[start of Records provided]

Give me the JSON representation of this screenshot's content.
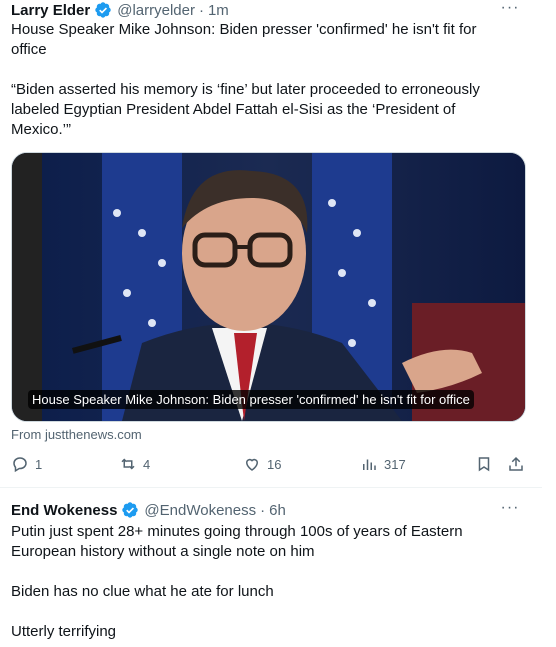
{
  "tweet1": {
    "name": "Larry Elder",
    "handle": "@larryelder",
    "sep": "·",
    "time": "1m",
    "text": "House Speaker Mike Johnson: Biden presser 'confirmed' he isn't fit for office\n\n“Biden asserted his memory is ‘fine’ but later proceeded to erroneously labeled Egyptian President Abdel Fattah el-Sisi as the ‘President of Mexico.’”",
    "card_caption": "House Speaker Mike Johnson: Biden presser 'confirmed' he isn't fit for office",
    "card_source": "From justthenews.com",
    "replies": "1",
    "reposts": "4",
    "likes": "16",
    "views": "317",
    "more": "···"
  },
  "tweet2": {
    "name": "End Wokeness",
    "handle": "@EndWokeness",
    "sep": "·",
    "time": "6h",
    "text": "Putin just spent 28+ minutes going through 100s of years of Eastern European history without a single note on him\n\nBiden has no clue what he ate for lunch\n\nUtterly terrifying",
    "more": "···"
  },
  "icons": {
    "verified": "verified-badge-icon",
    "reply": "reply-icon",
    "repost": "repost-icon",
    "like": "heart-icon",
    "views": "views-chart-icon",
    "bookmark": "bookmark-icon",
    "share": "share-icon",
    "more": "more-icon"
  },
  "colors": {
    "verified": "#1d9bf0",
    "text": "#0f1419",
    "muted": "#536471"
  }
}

[end of Records provided]

* _Given request_: Copy each line of the listing that contains the string "Johnson".

* _Solution to this task_:
    "text": "House Speaker Mike Johnson: Biden presser 'confirmed' he isn't fit for office\n\n“Biden asserted his memory is ‘fine’ but later proceeded to erroneously labeled Egyptian President Abdel Fattah el-Sisi as the ‘President of Mexico.’”",
    "card_caption": "House Speaker Mike Johnson: Biden presser 'confirmed' he isn't fit for office",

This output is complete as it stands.